::: Provided data :::
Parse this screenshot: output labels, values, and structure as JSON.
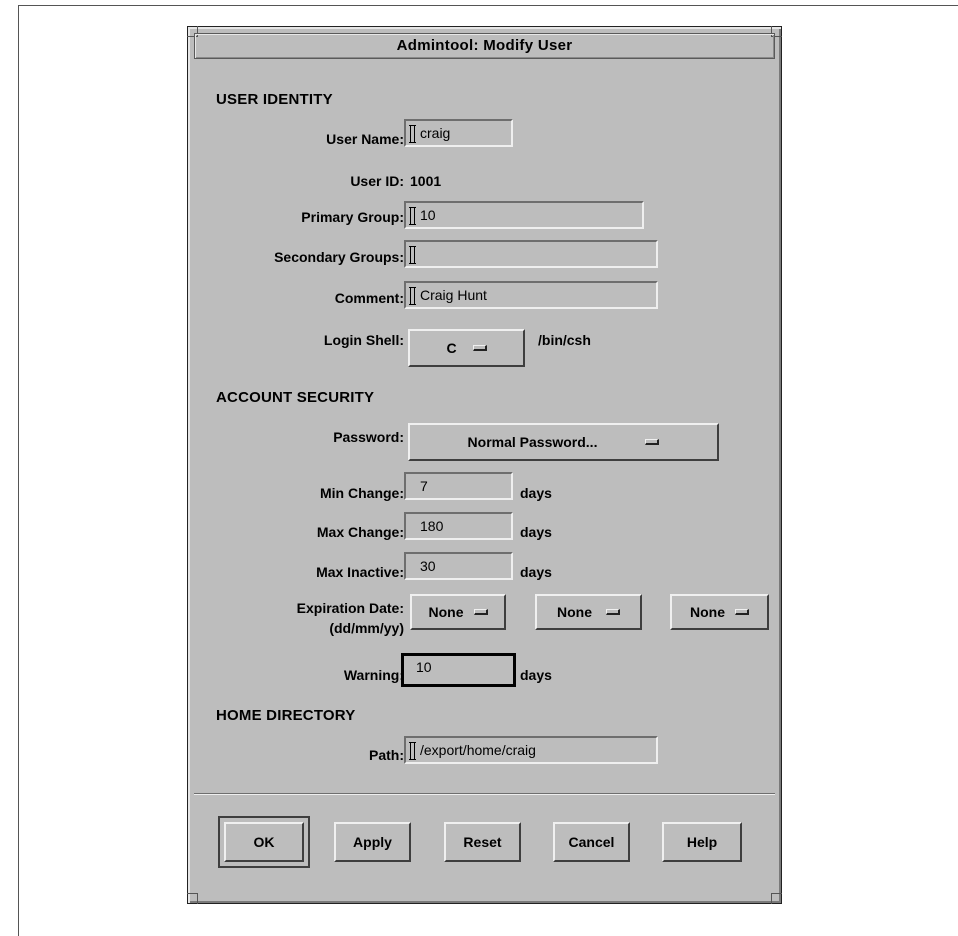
{
  "window": {
    "title": "Admintool: Modify User"
  },
  "sections": {
    "user_identity": "USER IDENTITY",
    "account_security": "ACCOUNT SECURITY",
    "home_directory": "HOME DIRECTORY"
  },
  "user_identity": {
    "user_name_label": "User Name:",
    "user_name_value": "craig",
    "user_id_label": "User ID:",
    "user_id_value": "1001",
    "primary_group_label": "Primary Group:",
    "primary_group_value": "10",
    "secondary_groups_label": "Secondary Groups:",
    "secondary_groups_value": "",
    "comment_label": "Comment:",
    "comment_value": "Craig Hunt",
    "login_shell_label": "Login Shell:",
    "login_shell_value": "C",
    "login_shell_path": "/bin/csh"
  },
  "account_security": {
    "password_label": "Password:",
    "password_value": "Normal Password...",
    "min_change_label": "Min Change:",
    "min_change_value": "7",
    "max_change_label": "Max Change:",
    "max_change_value": "180",
    "max_inactive_label": "Max Inactive:",
    "max_inactive_value": "30",
    "days_label": "days",
    "expiration_label_line1": "Expiration Date:",
    "expiration_label_line2": "(dd/mm/yy)",
    "expiration_day": "None",
    "expiration_month": "None",
    "expiration_year": "None",
    "warning_label": "Warning:",
    "warning_value": "10"
  },
  "home_directory": {
    "path_label": "Path:",
    "path_value": "/export/home/craig"
  },
  "buttons": {
    "ok": "OK",
    "apply": "Apply",
    "reset": "Reset",
    "cancel": "Cancel",
    "help": "Help"
  }
}
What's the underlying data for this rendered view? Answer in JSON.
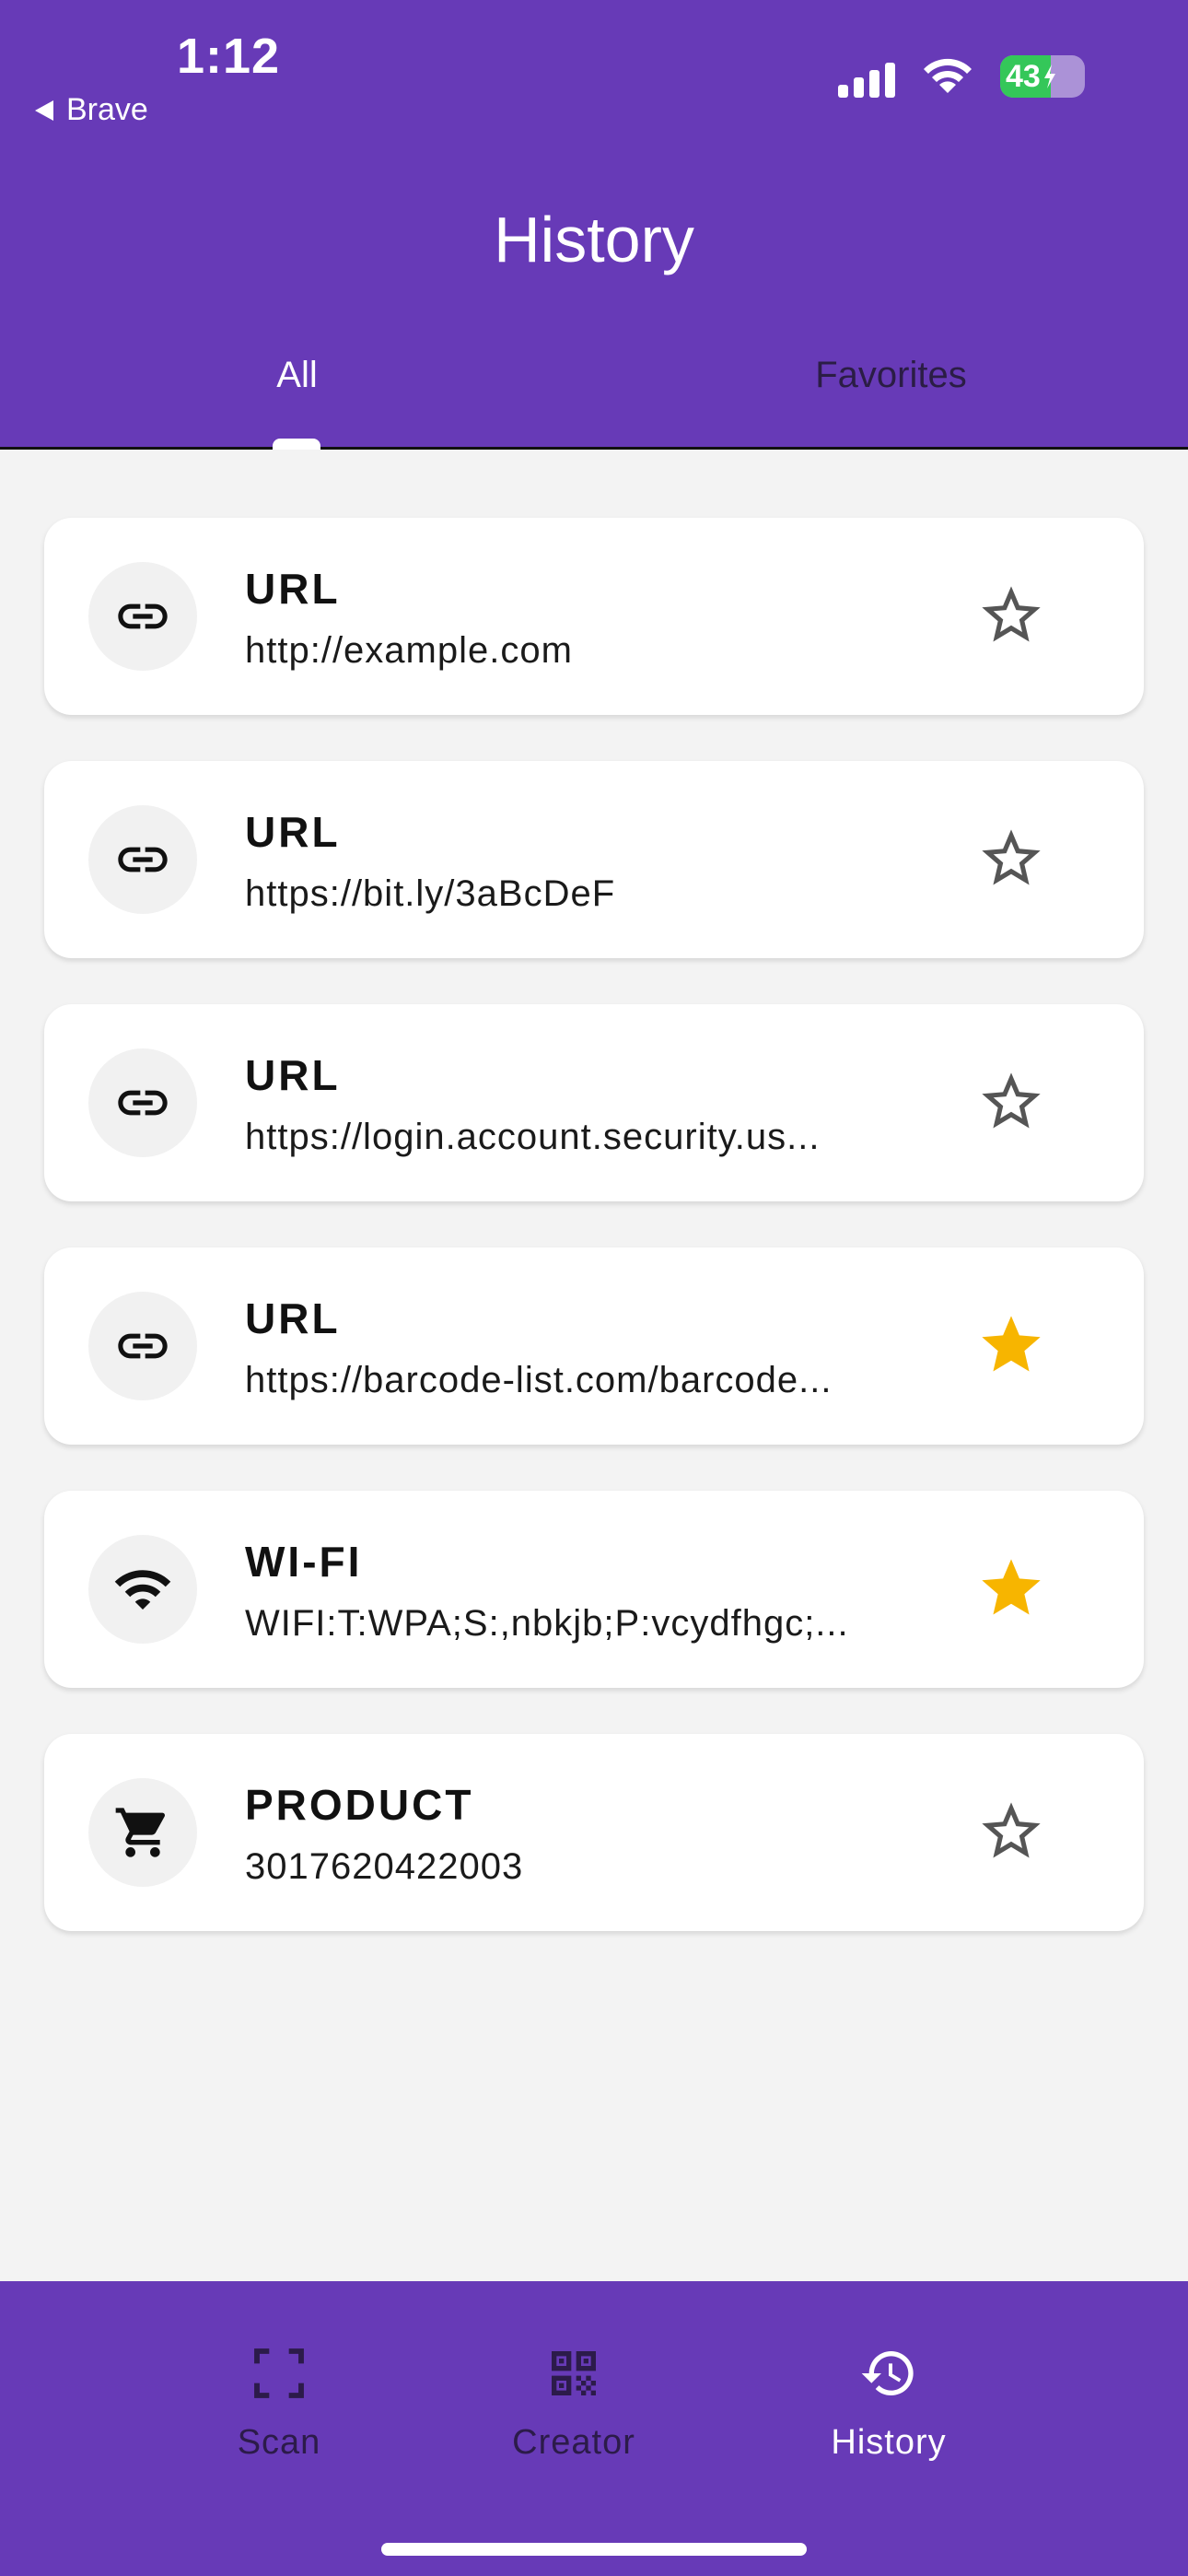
:::
Stated exercise: Skip the pictures and transcribe the rest of the records exactly.

Correct response:
Parse this screenshot: output labels, values, and structure as JSON.
{
  "window": {
    "title": "Admintool: Modify User"
  },
  "sections": {
    "user_identity": "USER IDENTITY",
    "account_security": "ACCOUNT SECURITY",
    "home_directory": "HOME DIRECTORY"
  },
  "user_identity": {
    "user_name_label": "User Name:",
    "user_name_value": "craig",
    "user_id_label": "User ID:",
    "user_id_value": "1001",
    "primary_group_label": "Primary Group:",
    "primary_group_value": "10",
    "secondary_groups_label": "Secondary Groups:",
    "secondary_groups_value": "",
    "comment_label": "Comment:",
    "comment_value": "Craig Hunt",
    "login_shell_label": "Login Shell:",
    "login_shell_value": "C",
    "login_shell_path": "/bin/csh"
  },
  "account_security": {
    "password_label": "Password:",
    "password_value": "Normal Password...",
    "min_change_label": "Min Change:",
    "min_change_value": "7",
    "max_change_label": "Max Change:",
    "max_change_value": "180",
    "max_inactive_label": "Max Inactive:",
    "max_inactive_value": "30",
    "days_label": "days",
    "expiration_label_line1": "Expiration Date:",
    "expiration_label_line2": "(dd/mm/yy)",
    "expiration_day": "None",
    "expiration_month": "None",
    "expiration_year": "None",
    "warning_label": "Warning:",
    "warning_value": "10"
  },
  "home_directory": {
    "path_label": "Path:",
    "path_value": "/export/home/craig"
  },
  "buttons": {
    "ok": "OK",
    "apply": "Apply",
    "reset": "Reset",
    "cancel": "Cancel",
    "help": "Help"
  }
}
What's the underlying data for this rendered view? Answer in JSON.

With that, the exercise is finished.